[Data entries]

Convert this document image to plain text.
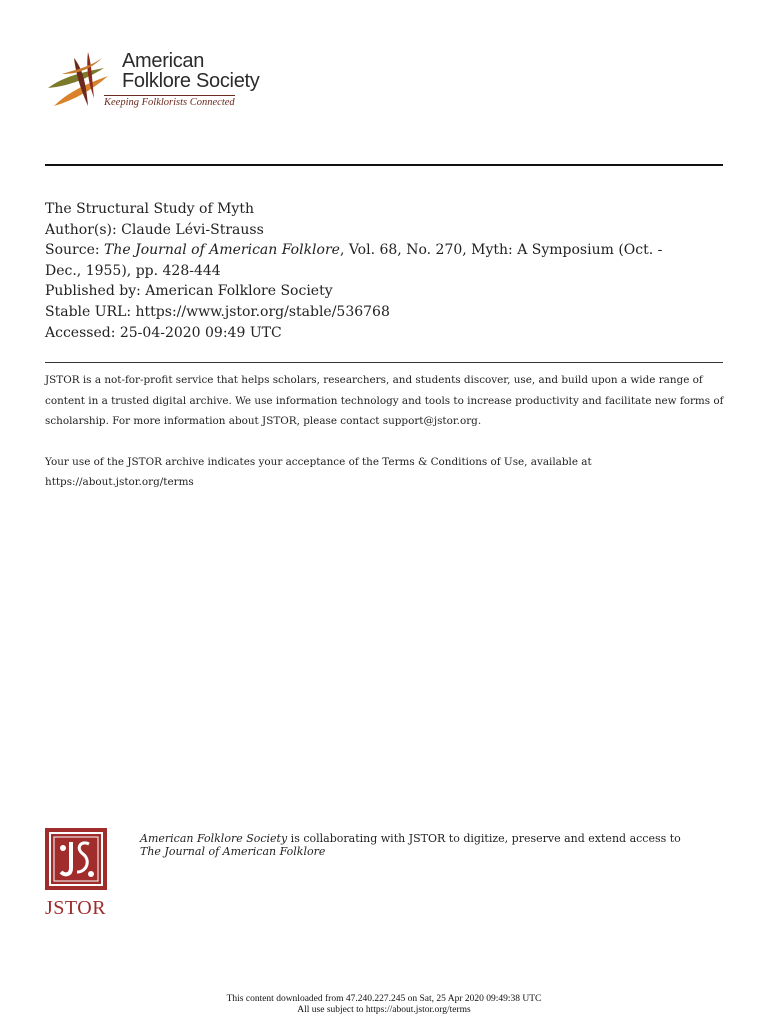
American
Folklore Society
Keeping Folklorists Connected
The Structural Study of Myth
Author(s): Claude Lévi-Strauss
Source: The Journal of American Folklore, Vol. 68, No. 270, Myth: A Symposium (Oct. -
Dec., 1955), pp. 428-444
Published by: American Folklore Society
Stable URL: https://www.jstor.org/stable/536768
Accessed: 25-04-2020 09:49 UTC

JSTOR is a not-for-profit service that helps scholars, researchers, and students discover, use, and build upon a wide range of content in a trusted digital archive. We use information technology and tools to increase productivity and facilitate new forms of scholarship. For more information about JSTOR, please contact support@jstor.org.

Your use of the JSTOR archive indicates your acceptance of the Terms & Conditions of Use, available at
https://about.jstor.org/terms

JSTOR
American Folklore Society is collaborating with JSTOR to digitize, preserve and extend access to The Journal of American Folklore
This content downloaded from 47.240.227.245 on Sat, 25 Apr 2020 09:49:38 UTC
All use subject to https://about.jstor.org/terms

---

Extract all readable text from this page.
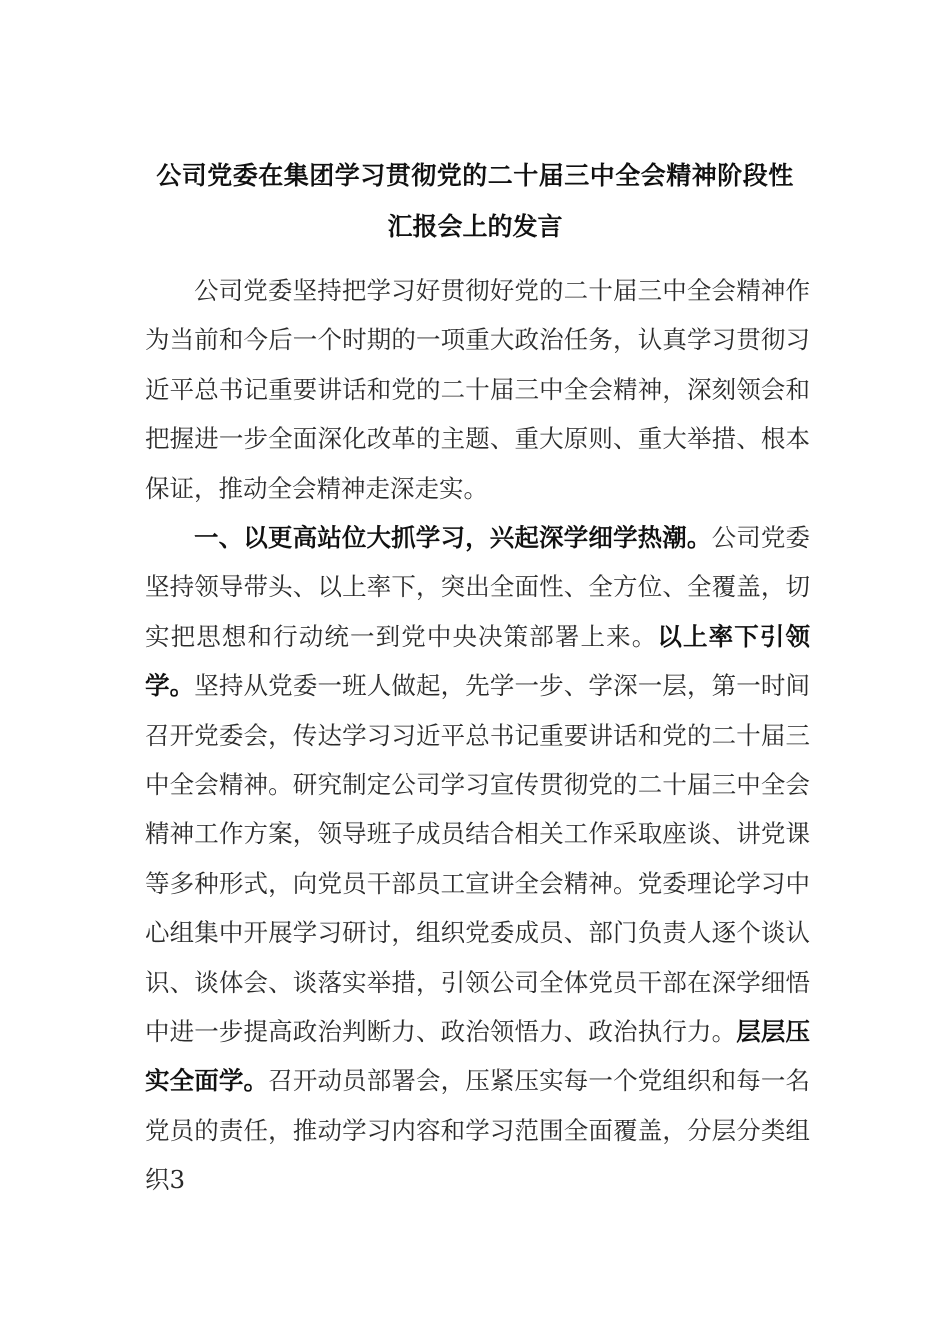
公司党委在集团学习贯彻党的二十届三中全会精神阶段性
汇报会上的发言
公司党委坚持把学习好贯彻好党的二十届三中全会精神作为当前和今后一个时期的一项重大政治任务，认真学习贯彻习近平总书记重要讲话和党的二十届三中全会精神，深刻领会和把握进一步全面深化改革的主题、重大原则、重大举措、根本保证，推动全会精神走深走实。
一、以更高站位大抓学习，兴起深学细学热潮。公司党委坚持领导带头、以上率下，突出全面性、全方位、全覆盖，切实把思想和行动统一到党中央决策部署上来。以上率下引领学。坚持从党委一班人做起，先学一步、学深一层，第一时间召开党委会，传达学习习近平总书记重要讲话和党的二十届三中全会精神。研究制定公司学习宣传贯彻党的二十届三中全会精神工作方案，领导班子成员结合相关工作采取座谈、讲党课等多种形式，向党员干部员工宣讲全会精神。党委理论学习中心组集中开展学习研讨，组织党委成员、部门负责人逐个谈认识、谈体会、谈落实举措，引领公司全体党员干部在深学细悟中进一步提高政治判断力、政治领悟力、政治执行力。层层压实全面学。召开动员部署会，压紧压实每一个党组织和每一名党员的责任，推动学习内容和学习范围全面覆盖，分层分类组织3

## EXERCISE GOAL
Report how many lines in this data include the string "Society", and nothing else.

## ANSWER TO THE TASK
3